- **Task to carry out**: In the entries that follow, how many lines contain "Правительстве"? Answer with the number only.

- **Data excerpts**:
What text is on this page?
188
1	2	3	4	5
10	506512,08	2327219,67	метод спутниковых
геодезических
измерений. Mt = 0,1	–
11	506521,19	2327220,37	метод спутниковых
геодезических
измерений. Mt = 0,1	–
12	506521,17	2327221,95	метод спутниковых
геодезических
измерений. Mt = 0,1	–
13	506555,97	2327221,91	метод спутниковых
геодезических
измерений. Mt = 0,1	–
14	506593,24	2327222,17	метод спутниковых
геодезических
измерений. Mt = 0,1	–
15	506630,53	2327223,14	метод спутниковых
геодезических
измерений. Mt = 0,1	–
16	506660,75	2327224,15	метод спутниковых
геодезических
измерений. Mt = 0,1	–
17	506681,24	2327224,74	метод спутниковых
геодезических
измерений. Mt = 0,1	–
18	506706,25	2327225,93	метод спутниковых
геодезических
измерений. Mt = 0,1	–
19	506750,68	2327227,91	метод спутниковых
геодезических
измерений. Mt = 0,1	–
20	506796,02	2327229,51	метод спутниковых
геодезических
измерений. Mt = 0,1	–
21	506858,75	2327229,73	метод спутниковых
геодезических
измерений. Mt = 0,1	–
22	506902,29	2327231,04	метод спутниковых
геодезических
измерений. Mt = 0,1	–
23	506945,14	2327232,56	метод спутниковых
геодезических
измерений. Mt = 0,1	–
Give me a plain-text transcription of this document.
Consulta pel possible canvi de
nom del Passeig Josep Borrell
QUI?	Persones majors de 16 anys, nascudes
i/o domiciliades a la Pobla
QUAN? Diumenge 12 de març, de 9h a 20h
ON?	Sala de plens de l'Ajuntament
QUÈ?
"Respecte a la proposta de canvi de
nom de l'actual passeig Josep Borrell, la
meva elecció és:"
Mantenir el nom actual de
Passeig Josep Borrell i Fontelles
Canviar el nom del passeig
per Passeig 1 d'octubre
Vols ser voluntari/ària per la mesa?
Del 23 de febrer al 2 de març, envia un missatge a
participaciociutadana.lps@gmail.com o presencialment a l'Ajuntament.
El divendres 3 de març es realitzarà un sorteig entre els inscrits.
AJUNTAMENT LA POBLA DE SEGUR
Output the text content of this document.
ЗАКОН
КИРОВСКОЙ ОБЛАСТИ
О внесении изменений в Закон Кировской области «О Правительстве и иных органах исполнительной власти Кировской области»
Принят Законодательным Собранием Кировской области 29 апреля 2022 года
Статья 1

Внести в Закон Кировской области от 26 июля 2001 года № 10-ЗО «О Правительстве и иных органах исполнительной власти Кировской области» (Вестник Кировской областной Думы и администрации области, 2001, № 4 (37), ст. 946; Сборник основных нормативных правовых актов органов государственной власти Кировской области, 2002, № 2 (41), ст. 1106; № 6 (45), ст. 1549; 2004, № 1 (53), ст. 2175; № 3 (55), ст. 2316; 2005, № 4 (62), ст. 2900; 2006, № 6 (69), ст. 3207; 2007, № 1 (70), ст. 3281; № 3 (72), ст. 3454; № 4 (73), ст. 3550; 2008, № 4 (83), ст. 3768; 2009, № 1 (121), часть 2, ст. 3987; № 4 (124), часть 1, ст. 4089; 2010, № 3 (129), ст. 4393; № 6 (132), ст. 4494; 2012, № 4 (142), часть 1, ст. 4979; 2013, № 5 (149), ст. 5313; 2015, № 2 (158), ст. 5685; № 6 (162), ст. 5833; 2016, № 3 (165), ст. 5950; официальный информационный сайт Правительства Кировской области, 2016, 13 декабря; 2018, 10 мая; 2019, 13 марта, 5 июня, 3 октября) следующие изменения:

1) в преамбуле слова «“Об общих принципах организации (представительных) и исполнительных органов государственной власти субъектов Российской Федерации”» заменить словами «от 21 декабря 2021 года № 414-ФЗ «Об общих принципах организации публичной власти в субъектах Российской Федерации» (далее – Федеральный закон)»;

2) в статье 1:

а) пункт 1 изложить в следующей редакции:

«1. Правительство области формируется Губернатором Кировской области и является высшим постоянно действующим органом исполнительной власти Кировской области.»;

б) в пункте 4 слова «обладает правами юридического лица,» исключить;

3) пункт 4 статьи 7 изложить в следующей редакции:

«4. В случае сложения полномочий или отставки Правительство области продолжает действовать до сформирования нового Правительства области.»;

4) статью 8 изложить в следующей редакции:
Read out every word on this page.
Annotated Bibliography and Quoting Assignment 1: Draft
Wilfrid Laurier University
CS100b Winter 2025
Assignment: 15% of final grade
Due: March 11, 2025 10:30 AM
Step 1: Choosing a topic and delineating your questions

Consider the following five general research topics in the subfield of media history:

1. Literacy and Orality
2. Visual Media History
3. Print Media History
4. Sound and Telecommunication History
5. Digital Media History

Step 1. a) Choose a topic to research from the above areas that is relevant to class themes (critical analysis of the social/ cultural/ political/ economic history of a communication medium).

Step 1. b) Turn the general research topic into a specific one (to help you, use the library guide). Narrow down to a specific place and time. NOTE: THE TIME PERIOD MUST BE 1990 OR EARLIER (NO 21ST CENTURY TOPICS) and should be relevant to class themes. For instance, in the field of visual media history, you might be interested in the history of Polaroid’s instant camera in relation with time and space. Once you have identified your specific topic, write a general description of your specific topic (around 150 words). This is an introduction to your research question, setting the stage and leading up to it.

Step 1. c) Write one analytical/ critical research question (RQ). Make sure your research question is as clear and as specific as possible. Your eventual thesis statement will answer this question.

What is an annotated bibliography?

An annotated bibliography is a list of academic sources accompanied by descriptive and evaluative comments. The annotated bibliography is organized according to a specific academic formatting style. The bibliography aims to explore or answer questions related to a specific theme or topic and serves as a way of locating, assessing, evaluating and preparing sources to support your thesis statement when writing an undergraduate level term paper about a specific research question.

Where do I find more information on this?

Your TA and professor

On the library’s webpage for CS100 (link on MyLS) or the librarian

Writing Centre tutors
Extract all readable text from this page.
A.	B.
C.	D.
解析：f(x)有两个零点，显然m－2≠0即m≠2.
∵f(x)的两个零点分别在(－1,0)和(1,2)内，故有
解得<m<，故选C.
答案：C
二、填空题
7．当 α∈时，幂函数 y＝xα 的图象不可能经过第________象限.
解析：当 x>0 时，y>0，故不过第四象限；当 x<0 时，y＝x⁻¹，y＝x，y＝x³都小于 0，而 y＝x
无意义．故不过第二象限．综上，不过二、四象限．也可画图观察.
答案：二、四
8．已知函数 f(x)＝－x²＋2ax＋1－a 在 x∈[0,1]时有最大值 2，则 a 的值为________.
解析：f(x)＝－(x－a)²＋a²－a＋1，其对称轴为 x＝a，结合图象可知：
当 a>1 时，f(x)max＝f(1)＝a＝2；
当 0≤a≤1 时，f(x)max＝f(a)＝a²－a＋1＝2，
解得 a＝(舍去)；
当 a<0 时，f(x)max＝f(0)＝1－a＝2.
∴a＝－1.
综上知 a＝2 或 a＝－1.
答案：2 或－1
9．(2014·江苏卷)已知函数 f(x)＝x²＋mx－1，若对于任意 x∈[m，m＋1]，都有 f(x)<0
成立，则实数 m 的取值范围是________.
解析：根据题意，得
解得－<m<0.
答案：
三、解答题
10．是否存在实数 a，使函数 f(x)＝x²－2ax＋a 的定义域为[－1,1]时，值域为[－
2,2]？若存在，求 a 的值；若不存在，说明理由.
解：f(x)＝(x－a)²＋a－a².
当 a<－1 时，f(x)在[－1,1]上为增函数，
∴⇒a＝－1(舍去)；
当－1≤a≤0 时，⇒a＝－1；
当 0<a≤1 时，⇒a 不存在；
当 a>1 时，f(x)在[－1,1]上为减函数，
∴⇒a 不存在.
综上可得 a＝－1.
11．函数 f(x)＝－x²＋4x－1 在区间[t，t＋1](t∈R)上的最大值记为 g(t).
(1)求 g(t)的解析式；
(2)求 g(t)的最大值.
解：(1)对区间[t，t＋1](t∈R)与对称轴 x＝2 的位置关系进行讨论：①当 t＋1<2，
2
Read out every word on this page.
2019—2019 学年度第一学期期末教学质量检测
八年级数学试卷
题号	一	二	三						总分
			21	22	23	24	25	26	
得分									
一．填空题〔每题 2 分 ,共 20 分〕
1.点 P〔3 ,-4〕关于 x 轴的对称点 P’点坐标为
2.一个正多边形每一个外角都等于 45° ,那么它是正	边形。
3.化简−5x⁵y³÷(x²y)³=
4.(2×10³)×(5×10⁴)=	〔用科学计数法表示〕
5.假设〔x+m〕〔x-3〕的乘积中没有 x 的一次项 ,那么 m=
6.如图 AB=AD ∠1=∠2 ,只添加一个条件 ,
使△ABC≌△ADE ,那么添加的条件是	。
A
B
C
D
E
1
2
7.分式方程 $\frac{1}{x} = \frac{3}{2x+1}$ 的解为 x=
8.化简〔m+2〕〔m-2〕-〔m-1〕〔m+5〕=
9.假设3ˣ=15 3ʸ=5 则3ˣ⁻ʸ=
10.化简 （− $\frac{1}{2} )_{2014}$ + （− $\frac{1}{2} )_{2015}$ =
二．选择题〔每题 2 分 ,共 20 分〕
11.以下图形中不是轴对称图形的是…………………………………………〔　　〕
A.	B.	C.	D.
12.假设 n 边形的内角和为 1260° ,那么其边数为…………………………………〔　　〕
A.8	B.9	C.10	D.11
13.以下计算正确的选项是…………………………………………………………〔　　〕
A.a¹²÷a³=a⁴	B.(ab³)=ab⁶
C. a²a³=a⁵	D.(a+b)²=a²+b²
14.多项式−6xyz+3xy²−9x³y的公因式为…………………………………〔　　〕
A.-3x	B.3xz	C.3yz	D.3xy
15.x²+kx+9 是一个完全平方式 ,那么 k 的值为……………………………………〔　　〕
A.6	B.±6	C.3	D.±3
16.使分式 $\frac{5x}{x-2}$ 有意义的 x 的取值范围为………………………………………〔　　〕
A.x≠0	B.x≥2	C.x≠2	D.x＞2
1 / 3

- **Full response**: 2